- _EXPLORE THE MATERIAL_:
- A) In the excerpt about the Slash Global USD Account, how can a Brazilian business put reais into its account?
- B) From the excerpt about the Slash Global USD Account, reproduce word for word the stretch from "Slash Global USD is" through "your own schedule.".

- _EXCERPT TO READ_:
^^^^^^^^

Receiving dollars with the Slash Global USD Account

If you run a business in Brazil and get paid by clients in the United States, the Slash Global USD Account is built for exactly your situation. Using your existing Brazilian business registration, it gives you a real US account and routing number, with no US LLC, EIN, or Social Security number to obtain. Your clients pay you the way they would pay any US supplier, and because the money sits in your account as dollars, you hold it in dollars and decide yourself when to turn it into reais, rather than losing a cut to conversion the moment each payment lands.

Slash Global USD is built with Brazilian businesses in mind. Rather than arranging an international wire every time you want to move money in, you can fund your account directly in reais by Pix, using the Pix details in your Slash dashboard. Pix is Banco Central do Brasil's instant-payment system: it runs 24 hours a day, including weekends and holidays, transfers clear in seconds, and you send using a Pix key instead of full branch and account numbers. You move reais the same way you already pay any supplier in Brazil, and the funds arrive in your Global USD balance as dollars, ready to hold or convert on your own schedule.

Core features:

  • US account details: A US account and routing number in your business's name, without forming a US entity.
  • US banking rails: Send and receive ACH transfers or international wires in USD to 180+ countries. American clients and platforms can pay you the same way they would pay a US company.
  • Platform payouts: Receive payouts from processors and marketplaces like Stripe, Shopify, Amazon and more directly into the account.
  • Cryptocurrency support: Send and receive USDC and USDT across 8 different blockchain networks.

^^^^^^^^

Stored data entries
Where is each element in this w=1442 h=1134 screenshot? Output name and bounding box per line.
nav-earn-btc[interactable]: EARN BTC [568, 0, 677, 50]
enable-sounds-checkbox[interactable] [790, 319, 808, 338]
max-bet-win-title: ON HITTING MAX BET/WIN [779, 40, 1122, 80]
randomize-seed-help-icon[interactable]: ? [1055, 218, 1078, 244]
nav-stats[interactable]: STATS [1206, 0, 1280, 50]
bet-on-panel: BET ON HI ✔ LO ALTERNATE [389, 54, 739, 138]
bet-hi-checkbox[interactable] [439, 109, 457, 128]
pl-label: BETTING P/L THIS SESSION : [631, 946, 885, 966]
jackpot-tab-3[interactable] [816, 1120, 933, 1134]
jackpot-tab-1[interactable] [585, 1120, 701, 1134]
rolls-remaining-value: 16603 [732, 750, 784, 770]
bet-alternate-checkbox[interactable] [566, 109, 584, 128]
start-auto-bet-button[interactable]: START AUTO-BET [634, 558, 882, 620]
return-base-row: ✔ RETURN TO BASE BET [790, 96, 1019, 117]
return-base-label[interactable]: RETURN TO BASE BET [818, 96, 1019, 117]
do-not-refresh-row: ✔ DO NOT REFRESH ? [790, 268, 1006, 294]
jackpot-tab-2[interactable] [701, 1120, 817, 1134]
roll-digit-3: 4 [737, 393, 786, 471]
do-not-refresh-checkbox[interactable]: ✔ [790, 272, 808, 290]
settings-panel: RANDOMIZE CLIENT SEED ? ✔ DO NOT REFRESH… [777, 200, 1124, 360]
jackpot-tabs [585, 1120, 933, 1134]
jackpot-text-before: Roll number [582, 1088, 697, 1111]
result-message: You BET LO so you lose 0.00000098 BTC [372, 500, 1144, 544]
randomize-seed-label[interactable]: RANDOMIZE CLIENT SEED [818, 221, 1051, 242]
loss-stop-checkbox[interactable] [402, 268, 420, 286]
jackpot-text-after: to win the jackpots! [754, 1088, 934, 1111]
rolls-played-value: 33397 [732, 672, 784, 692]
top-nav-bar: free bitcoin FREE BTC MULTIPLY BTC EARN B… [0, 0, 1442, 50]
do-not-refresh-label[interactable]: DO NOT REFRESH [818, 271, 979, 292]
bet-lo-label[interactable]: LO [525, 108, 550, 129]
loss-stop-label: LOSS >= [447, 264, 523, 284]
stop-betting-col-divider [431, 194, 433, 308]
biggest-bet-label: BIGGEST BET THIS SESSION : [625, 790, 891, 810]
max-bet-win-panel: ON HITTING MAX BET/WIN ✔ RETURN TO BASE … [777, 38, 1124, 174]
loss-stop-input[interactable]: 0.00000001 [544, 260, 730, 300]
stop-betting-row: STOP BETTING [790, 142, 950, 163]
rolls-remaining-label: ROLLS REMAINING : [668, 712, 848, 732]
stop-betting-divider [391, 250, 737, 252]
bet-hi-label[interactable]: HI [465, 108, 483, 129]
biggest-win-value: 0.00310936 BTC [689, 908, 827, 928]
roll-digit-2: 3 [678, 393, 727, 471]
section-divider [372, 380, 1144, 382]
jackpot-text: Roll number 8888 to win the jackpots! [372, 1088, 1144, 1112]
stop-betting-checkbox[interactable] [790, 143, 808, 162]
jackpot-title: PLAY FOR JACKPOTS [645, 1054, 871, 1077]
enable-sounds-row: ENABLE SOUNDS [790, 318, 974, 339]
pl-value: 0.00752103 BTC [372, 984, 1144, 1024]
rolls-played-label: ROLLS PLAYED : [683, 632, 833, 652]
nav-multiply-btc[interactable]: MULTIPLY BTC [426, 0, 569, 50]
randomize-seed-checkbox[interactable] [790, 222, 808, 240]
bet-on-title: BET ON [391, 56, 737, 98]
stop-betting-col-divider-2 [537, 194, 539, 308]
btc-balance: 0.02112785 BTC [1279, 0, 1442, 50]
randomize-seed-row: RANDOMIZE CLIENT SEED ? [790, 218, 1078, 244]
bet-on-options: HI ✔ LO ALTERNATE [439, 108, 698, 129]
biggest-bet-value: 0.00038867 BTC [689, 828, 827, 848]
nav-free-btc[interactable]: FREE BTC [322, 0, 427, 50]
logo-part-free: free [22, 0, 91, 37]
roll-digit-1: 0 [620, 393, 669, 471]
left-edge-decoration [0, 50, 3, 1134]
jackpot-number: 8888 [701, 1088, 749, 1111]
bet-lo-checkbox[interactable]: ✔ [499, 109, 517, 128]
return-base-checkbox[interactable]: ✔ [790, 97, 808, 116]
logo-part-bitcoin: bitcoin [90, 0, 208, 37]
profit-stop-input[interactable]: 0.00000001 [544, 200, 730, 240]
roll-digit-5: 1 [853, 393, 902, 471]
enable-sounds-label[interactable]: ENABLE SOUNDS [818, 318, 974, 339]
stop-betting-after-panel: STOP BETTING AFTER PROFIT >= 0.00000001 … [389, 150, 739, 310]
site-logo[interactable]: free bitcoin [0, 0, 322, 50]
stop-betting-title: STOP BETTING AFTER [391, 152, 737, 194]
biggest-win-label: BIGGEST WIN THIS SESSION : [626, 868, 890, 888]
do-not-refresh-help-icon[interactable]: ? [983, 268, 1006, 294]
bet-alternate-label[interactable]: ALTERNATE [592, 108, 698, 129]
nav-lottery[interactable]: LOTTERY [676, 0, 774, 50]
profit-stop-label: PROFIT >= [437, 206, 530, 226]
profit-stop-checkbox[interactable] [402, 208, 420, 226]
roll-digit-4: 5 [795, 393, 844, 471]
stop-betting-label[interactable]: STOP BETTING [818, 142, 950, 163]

^^^^^^^^

- _OUTPUTS IN ORDER_:
- A) It can fund the account directly in reais by Pix, using the Pix details in the Slash dashboard.

- B)
Slash Global USD is built with Brazilian businesses in mind. Rather than arranging an international wire every time you want to move money in, you can fund your account directly in reais by Pix, using the Pix details in your Slash dashboard. Pix is Banco Central do Brasil's instant-payment system: it runs 24 hours a day, including weekends and holidays, transfers clear in seconds, and you send using a Pix key instead of full branch and account numbers. You move reais the same way you already pay any supplier in Brazil, and the funds arrive in your Global USD balance as dollars, ready to hold or convert on your own schedule.